» Exercise objective:
Return each line of the records that contains the string "with", treating uppercase and lowercase letters as distinct.
BEGIN Data for this exercise
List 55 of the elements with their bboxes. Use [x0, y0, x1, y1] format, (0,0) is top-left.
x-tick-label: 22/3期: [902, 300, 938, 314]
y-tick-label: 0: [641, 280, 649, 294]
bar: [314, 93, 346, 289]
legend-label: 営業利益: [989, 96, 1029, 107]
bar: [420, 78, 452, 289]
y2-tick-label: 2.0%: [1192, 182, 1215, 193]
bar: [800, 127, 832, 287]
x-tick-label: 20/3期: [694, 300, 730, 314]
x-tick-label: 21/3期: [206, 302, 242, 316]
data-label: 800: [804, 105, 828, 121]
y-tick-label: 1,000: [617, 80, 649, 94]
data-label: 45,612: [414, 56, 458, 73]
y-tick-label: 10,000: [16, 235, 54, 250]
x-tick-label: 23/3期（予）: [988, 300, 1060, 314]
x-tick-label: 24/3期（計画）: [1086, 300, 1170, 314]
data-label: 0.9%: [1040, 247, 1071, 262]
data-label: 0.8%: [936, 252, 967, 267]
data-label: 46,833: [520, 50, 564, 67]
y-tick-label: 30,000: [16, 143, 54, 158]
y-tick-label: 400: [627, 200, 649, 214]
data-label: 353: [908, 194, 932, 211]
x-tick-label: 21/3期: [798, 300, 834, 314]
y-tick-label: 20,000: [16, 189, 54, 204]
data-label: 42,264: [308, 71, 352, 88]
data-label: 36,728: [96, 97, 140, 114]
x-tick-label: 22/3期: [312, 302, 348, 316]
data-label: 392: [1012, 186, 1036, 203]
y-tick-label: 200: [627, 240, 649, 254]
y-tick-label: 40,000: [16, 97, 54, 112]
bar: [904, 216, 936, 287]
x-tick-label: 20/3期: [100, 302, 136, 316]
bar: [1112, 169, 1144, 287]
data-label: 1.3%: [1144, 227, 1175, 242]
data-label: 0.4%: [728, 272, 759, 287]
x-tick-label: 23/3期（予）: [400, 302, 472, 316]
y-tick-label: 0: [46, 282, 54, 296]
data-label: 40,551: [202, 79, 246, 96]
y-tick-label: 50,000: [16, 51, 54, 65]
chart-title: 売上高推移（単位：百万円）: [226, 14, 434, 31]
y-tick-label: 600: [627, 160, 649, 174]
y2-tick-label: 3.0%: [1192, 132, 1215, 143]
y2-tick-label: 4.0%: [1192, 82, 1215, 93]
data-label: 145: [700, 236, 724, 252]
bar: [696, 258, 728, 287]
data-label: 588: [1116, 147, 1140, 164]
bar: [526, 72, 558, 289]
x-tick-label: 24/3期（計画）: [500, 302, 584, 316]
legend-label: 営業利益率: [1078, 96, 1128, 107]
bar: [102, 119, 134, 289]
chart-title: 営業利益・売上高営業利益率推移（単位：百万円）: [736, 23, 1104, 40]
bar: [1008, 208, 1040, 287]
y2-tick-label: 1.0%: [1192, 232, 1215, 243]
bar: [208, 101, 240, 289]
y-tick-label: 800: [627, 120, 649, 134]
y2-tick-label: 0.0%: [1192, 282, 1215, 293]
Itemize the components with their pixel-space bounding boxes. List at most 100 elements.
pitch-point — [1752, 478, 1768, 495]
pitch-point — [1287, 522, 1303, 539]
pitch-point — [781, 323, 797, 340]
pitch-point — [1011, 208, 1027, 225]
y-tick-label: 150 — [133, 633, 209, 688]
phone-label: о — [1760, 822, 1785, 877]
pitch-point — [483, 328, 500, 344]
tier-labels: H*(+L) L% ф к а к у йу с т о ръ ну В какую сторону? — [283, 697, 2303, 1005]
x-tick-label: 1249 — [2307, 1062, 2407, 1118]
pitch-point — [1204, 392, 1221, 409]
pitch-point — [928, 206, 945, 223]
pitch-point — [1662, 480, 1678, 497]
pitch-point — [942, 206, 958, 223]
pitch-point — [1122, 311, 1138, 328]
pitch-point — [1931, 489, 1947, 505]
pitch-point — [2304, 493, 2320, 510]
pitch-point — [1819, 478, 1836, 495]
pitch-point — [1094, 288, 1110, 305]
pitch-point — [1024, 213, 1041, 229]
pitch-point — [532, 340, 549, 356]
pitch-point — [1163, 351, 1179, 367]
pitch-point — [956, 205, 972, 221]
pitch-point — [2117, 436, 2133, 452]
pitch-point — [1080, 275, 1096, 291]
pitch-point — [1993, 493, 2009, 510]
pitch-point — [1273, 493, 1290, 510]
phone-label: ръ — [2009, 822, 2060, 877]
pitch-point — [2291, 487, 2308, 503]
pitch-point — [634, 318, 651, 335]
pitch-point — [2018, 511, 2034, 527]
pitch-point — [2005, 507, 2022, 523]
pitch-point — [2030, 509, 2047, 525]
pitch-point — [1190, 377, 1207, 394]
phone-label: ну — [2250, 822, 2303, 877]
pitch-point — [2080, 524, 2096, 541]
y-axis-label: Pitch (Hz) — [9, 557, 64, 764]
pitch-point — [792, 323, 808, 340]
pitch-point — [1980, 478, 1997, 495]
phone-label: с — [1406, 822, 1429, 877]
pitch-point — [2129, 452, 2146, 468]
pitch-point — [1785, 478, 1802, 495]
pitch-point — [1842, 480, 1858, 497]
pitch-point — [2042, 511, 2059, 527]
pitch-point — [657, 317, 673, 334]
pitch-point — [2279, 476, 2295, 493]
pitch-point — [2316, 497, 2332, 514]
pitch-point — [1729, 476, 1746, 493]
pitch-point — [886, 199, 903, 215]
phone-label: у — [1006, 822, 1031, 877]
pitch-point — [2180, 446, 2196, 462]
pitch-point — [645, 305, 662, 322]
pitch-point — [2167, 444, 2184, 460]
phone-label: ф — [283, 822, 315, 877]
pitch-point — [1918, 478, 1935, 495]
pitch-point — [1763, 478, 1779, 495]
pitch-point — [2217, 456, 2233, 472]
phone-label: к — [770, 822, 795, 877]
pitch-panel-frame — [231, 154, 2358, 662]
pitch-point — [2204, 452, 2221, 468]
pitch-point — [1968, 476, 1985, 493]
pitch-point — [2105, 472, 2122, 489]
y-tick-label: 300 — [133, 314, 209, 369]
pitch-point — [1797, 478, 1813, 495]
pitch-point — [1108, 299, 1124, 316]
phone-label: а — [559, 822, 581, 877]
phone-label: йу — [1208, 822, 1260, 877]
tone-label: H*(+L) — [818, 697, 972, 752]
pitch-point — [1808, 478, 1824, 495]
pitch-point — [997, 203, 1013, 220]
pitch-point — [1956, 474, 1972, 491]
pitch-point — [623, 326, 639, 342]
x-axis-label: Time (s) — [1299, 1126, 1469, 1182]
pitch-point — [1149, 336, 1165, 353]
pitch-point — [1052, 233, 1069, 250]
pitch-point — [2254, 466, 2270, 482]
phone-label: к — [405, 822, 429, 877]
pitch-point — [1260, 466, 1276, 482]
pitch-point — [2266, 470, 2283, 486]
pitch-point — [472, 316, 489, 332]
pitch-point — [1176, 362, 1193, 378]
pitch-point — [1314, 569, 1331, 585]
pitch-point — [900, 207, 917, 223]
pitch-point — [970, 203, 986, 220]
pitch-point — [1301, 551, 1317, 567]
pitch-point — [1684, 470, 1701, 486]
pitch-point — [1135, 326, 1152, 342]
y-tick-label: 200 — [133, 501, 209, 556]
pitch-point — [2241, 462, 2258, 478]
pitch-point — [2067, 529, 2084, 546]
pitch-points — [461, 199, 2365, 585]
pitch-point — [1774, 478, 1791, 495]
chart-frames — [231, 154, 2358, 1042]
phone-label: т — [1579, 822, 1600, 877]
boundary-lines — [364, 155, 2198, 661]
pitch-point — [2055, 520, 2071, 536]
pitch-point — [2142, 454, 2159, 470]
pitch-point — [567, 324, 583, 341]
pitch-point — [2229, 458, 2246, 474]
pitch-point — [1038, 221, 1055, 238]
END Data for this exercise
» Exercise result:
List 55 of the elements with their bboxes. Use [x0, y0, x1, y1] format, (0,0) is top-left.
Itemize the components with their pixel-space bounding boxes. List at most 100 elements.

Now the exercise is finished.